Give the listing again in full, exactly as written.

AVAILABLE DATA:
(begin)

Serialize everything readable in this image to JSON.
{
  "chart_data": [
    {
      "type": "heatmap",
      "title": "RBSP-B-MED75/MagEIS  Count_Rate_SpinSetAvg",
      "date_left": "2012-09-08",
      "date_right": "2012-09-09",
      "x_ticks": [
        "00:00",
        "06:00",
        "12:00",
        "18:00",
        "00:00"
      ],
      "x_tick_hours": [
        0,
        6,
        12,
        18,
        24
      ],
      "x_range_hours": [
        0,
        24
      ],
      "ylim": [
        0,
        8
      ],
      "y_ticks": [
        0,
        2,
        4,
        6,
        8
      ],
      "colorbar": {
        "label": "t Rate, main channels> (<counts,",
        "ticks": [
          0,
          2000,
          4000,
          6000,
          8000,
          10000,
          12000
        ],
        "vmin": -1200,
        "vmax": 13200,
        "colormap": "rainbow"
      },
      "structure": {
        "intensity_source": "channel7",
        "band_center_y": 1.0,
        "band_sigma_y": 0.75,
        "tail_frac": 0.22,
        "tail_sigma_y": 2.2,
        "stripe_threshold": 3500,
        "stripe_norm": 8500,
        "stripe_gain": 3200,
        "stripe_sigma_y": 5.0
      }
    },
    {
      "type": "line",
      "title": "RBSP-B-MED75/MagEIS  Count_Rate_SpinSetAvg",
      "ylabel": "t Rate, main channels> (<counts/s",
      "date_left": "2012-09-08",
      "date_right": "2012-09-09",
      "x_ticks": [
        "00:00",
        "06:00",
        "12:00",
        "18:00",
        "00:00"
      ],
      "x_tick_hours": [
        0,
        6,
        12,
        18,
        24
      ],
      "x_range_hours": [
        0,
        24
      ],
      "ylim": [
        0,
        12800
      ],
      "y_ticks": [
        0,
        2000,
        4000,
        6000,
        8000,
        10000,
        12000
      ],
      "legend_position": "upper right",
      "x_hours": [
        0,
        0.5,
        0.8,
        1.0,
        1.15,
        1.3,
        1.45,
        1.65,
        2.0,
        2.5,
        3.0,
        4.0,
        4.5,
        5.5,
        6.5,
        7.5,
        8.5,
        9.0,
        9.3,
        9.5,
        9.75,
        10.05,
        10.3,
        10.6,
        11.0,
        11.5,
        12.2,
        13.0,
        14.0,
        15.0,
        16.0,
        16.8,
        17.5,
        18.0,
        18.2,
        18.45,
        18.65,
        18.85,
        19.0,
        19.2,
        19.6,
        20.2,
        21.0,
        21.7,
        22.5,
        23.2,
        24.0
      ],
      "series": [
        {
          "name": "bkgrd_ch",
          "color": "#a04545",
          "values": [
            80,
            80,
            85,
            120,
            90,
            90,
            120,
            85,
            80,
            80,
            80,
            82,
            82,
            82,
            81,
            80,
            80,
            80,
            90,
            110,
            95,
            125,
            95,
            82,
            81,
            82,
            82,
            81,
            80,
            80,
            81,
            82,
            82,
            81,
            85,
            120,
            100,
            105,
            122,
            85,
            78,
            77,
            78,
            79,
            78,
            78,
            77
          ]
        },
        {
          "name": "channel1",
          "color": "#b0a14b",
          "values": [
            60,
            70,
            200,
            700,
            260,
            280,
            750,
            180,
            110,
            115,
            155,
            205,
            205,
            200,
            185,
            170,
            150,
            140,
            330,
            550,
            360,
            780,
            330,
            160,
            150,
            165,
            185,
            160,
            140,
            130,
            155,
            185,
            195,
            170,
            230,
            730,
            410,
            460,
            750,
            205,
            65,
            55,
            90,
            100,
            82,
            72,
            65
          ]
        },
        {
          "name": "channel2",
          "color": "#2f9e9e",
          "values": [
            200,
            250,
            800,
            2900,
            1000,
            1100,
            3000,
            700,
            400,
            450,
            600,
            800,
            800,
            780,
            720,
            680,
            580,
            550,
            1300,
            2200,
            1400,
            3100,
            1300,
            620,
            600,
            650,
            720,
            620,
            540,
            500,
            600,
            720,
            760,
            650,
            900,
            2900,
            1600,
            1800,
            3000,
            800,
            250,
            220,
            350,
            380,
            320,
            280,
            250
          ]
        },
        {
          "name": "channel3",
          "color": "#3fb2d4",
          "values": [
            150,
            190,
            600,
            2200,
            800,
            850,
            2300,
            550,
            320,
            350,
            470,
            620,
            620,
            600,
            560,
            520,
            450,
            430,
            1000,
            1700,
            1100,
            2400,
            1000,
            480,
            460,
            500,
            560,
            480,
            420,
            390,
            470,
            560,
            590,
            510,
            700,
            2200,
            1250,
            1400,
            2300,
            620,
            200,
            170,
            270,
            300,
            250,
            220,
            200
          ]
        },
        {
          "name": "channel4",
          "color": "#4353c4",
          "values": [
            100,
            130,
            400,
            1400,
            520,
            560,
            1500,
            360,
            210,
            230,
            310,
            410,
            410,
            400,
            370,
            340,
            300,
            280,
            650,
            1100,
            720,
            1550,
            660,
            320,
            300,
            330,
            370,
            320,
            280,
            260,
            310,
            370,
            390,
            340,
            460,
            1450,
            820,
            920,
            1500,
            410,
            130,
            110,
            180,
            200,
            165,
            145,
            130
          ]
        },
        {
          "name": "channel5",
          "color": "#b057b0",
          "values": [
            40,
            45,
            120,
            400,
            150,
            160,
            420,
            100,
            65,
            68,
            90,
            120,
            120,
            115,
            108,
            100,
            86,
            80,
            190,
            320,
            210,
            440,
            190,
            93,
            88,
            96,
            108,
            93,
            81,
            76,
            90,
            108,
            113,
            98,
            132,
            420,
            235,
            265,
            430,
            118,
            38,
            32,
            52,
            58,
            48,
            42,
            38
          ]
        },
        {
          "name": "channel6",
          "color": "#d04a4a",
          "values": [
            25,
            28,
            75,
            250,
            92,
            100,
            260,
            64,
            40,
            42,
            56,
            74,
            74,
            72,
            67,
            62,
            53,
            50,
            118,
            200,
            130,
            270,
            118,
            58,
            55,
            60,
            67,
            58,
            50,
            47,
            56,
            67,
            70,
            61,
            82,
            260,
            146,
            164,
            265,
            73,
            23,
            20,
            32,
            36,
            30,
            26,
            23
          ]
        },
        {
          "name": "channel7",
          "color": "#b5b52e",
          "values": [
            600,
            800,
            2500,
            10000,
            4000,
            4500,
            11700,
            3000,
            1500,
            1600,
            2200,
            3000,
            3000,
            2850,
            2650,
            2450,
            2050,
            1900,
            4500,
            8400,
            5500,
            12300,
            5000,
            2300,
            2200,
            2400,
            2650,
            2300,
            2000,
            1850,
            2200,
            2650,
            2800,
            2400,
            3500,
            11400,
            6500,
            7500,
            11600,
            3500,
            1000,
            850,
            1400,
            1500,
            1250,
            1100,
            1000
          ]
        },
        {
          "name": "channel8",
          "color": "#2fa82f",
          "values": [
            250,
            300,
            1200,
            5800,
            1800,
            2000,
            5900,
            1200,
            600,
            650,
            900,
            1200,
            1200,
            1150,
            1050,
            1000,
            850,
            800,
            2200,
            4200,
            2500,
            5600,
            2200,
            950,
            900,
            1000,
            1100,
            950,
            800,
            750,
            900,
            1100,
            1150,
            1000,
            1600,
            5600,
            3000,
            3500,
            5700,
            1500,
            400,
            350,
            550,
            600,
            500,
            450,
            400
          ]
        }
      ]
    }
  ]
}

(end)

SOLUTION TO THIS EXERCISE:
Serialize everything readable in this image to JSON.
{
  "chart_data": [
    {
      "type": "heatmap",
      "title": "RBSP-B-MED75/MagEIS  Count_Rate_SpinSetAvg",
      "date_left": "2012-09-08",
      "date_right": "2012-09-09",
      "x_ticks": [
        "00:00",
        "06:00",
        "12:00",
        "18:00",
        "00:00"
      ],
      "x_tick_hours": [
        0,
        6,
        12,
        18,
        24
      ],
      "x_range_hours": [
        0,
        24
      ],
      "ylim": [
        0,
        8
      ],
      "y_ticks": [
        0,
        2,
        4,
        6,
        8
      ],
      "colorbar": {
        "label": "t Rate, main channels> (<counts,",
        "ticks": [
          0,
          2000,
          4000,
          6000,
          8000,
          10000,
          12000
        ],
        "vmin": -1200,
        "vmax": 13200,
        "colormap": "rainbow"
      },
      "structure": {
        "intensity_source": "channel7",
        "band_center_y": 1.0,
        "band_sigma_y": 0.75,
        "tail_frac": 0.22,
        "tail_sigma_y": 2.2,
        "stripe_threshold": 3500,
        "stripe_norm": 8500,
        "stripe_gain": 3200,
        "stripe_sigma_y": 5.0
      }
    },
    {
      "type": "line",
      "title": "RBSP-B-MED75/MagEIS  Count_Rate_SpinSetAvg",
      "ylabel": "t Rate, main channels> (<counts/s",
      "date_left": "2012-09-08",
      "date_right": "2012-09-09",
      "x_ticks": [
        "00:00",
        "06:00",
        "12:00",
        "18:00",
        "00:00"
      ],
      "x_tick_hours": [
        0,
        6,
        12,
        18,
        24
      ],
      "x_range_hours": [
        0,
        24
      ],
      "ylim": [
        0,
        12800
      ],
      "y_ticks": [
        0,
        2000,
        4000,
        6000,
        8000,
        10000,
        12000
      ],
      "legend_position": "upper right",
      "x_hours": [
        0,
        0.5,
        0.8,
        1.0,
        1.15,
        1.3,
        1.45,
        1.65,
        2.0,
        2.5,
        3.0,
        4.0,
        4.5,
        5.5,
        6.5,
        7.5,
        8.5,
        9.0,
        9.3,
        9.5,
        9.75,
        10.05,
        10.3,
        10.6,
        11.0,
        11.5,
        12.2,
        13.0,
        14.0,
        15.0,
        16.0,
        16.8,
        17.5,
        18.0,
        18.2,
        18.45,
        18.65,
        18.85,
        19.0,
        19.2,
        19.6,
        20.2,
        21.0,
        21.7,
        22.5,
        23.2,
        24.0
      ],
      "series": [
        {
          "name": "bkgrd_ch",
          "color": "#a04545",
          "values": [
            80,
            80,
            85,
            120,
            90,
            90,
            120,
            85,
            80,
            80,
            80,
            82,
            82,
            82,
            81,
            80,
            80,
            80,
            90,
            110,
            95,
            125,
            95,
            82,
            81,
            82,
            82,
            81,
            80,
            80,
            81,
            82,
            82,
            81,
            85,
            120,
            100,
            105,
            122,
            85,
            78,
            77,
            78,
            79,
            78,
            78,
            77
          ]
        },
        {
          "name": "channel1",
          "color": "#b0a14b",
          "values": [
            60,
            70,
            200,
            700,
            260,
            280,
            750,
            180,
            110,
            115,
            155,
            205,
            205,
            200,
            185,
            170,
            150,
            140,
            330,
            550,
            360,
            780,
            330,
            160,
            150,
            165,
            185,
            160,
            140,
            130,
            155,
            185,
            195,
            170,
            230,
            730,
            410,
            460,
            750,
            205,
            65,
            55,
            90,
            100,
            82,
            72,
            65
          ]
        },
        {
          "name": "channel2",
          "color": "#2f9e9e",
          "values": [
            200,
            250,
            800,
            2900,
            1000,
            1100,
            3000,
            700,
            400,
            450,
            600,
            800,
            800,
            780,
            720,
            680,
            580,
            550,
            1300,
            2200,
            1400,
            3100,
            1300,
            620,
            600,
            650,
            720,
            620,
            540,
            500,
            600,
            720,
            760,
            650,
            900,
            2900,
            1600,
            1800,
            3000,
            800,
            250,
            220,
            350,
            380,
            320,
            280,
            250
          ]
        },
        {
          "name": "channel3",
          "color": "#3fb2d4",
          "values": [
            150,
            190,
            600,
            2200,
            800,
            850,
            2300,
            550,
            320,
            350,
            470,
            620,
            620,
            600,
            560,
            520,
            450,
            430,
            1000,
            1700,
            1100,
            2400,
            1000,
            480,
            460,
            500,
            560,
            480,
            420,
            390,
            470,
            560,
            590,
            510,
            700,
            2200,
            1250,
            1400,
            2300,
            620,
            200,
            170,
            270,
            300,
            250,
            220,
            200
          ]
        },
        {
          "name": "channel4",
          "color": "#4353c4",
          "values": [
            100,
            130,
            400,
            1400,
            520,
            560,
            1500,
            360,
            210,
            230,
            310,
            410,
            410,
            400,
            370,
            340,
            300,
            280,
            650,
            1100,
            720,
            1550,
            660,
            320,
            300,
            330,
            370,
            320,
            280,
            260,
            310,
            370,
            390,
            340,
            460,
            1450,
            820,
            920,
            1500,
            410,
            130,
            110,
            180,
            200,
            165,
            145,
            130
          ]
        },
        {
          "name": "channel5",
          "color": "#b057b0",
          "values": [
            40,
            45,
            120,
            400,
            150,
            160,
            420,
            100,
            65,
            68,
            90,
            120,
            120,
            115,
            108,
            100,
            86,
            80,
            190,
            320,
            210,
            440,
            190,
            93,
            88,
            96,
            108,
            93,
            81,
            76,
            90,
            108,
            113,
            98,
            132,
            420,
            235,
            265,
            430,
            118,
            38,
            32,
            52,
            58,
            48,
            42,
            38
          ]
        },
        {
          "name": "channel6",
          "color": "#d04a4a",
          "values": [
            25,
            28,
            75,
            250,
            92,
            100,
            260,
            64,
            40,
            42,
            56,
            74,
            74,
            72,
            67,
            62,
            53,
            50,
            118,
            200,
            130,
            270,
            118,
            58,
            55,
            60,
            67,
            58,
            50,
            47,
            56,
            67,
            70,
            61,
            82,
            260,
            146,
            164,
            265,
            73,
            23,
            20,
            32,
            36,
            30,
            26,
            23
          ]
        },
        {
          "name": "channel7",
          "color": "#b5b52e",
          "values": [
            600,
            800,
            2500,
            10000,
            4000,
            4500,
            11700,
            3000,
            1500,
            1600,
            2200,
            3000,
            3000,
            2850,
            2650,
            2450,
            2050,
            1900,
            4500,
            8400,
            5500,
            12300,
            5000,
            2300,
            2200,
            2400,
            2650,
            2300,
            2000,
            1850,
            2200,
            2650,
            2800,
            2400,
            3500,
            11400,
            6500,
            7500,
            11600,
            3500,
            1000,
            850,
            1400,
            1500,
            1250,
            1100,
            1000
          ]
        },
        {
          "name": "channel8",
          "color": "#2fa82f",
          "values": [
            250,
            300,
            1200,
            5800,
            1800,
            2000,
            5900,
            1200,
            600,
            650,
            900,
            1200,
            1200,
            1150,
            1050,
            1000,
            850,
            800,
            2200,
            4200,
            2500,
            5600,
            2200,
            950,
            900,
            1000,
            1100,
            950,
            800,
            750,
            900,
            1100,
            1150,
            1000,
            1600,
            5600,
            3000,
            3500,
            5700,
            1500,
            400,
            350,
            550,
            600,
            500,
            450,
            400
          ]
        }
      ]
    }
  ]
}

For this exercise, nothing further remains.